▶ Task prompt
Give only the number of lines that include the string "haben".

── Data entries ──

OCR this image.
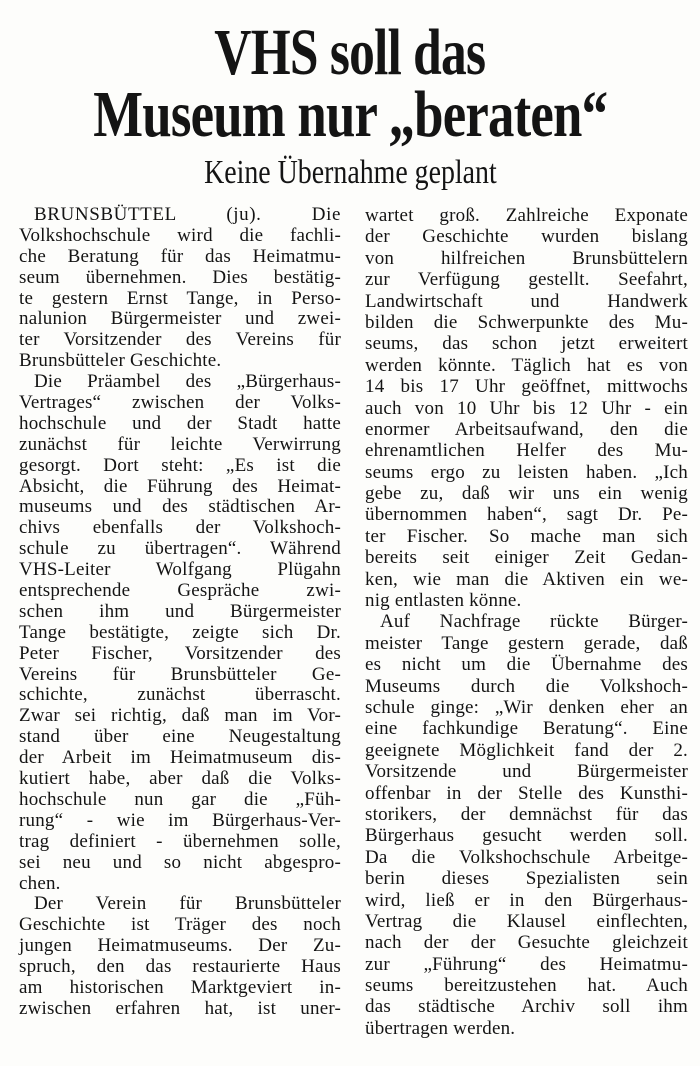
VHS soll das
Museum nur „beraten“
Keine Übernahme geplant
BRUNSBÜTTEL (ju). Die
Volkshochschule wird die fachli-
che Beratung für das Heimatmu-
seum übernehmen. Dies bestätig-
te gestern Ernst Tange, in Perso-
nalunion Bürgermeister und zwei-
ter Vorsitzender des Vereins für
Brunsbütteler Geschichte.
Die Präambel des „Bürgerhaus-
Vertrages“ zwischen der Volks-
hochschule und der Stadt hatte
zunächst für leichte Verwirrung
gesorgt. Dort steht: „Es ist die
Absicht, die Führung des Heimat-
museums und des städtischen Ar-
chivs ebenfalls der Volkshoch-
schule zu übertragen“. Während
VHS-Leiter Wolfgang Plügahn
entsprechende Gespräche zwi-
schen ihm und Bürgermeister
Tange bestätigte, zeigte sich Dr.
Peter Fischer, Vorsitzender des
Vereins für Brunsbütteler Ge-
schichte, zunächst überrascht.
Zwar sei richtig, daß man im Vor-
stand über eine Neugestaltung
der Arbeit im Heimatmuseum dis-
kutiert habe, aber daß die Volks-
hochschule nun gar die „Füh-
rung“ - wie im Bürgerhaus-Ver-
trag definiert - übernehmen solle,
sei neu und so nicht abgespro-
chen.
Der Verein für Brunsbütteler
Geschichte ist Träger des noch
jungen Heimatmuseums. Der Zu-
spruch, den das restaurierte Haus
am historischen Marktgeviert in-
zwischen erfahren hat, ist uner-
wartet groß. Zahlreiche Exponate
der Geschichte wurden bislang
von hilfreichen Brunsbüttelern
zur Verfügung gestellt. Seefahrt,
Landwirtschaft und Handwerk
bilden die Schwerpunkte des Mu-
seums, das schon jetzt erweitert
werden könnte. Täglich hat es von
14 bis 17 Uhr geöffnet, mittwochs
auch von 10 Uhr bis 12 Uhr - ein
enormer Arbeitsaufwand, den die
ehrenamtlichen Helfer des Mu-
seums ergo zu leisten haben. „Ich
gebe zu, daß wir uns ein wenig
übernommen haben“, sagt Dr. Pe-
ter Fischer. So mache man sich
bereits seit einiger Zeit Gedan-
ken, wie man die Aktiven ein we-
nig entlasten könne.
Auf Nachfrage rückte Bürger-
meister Tange gestern gerade, daß
es nicht um die Übernahme des
Museums durch die Volkshoch-
schule ginge: „Wir denken eher an
eine fachkundige Beratung“. Eine
geeignete Möglichkeit fand der 2.
Vorsitzende und Bürgermeister
offenbar in der Stelle des Kunsthi-
storikers, der demnächst für das
Bürgerhaus gesucht werden soll.
Da die Volkshochschule Arbeitge-
berin dieses Spezialisten sein
wird, ließ er in den Bürgerhaus-
Vertrag die Klausel einflechten,
nach der der Gesuchte gleichzeit
zur „Führung“ des Heimatmu-
seums bereitzustehen hat. Auch
das städtische Archiv soll ihm
übertragen werden.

───

▶ Solution below
2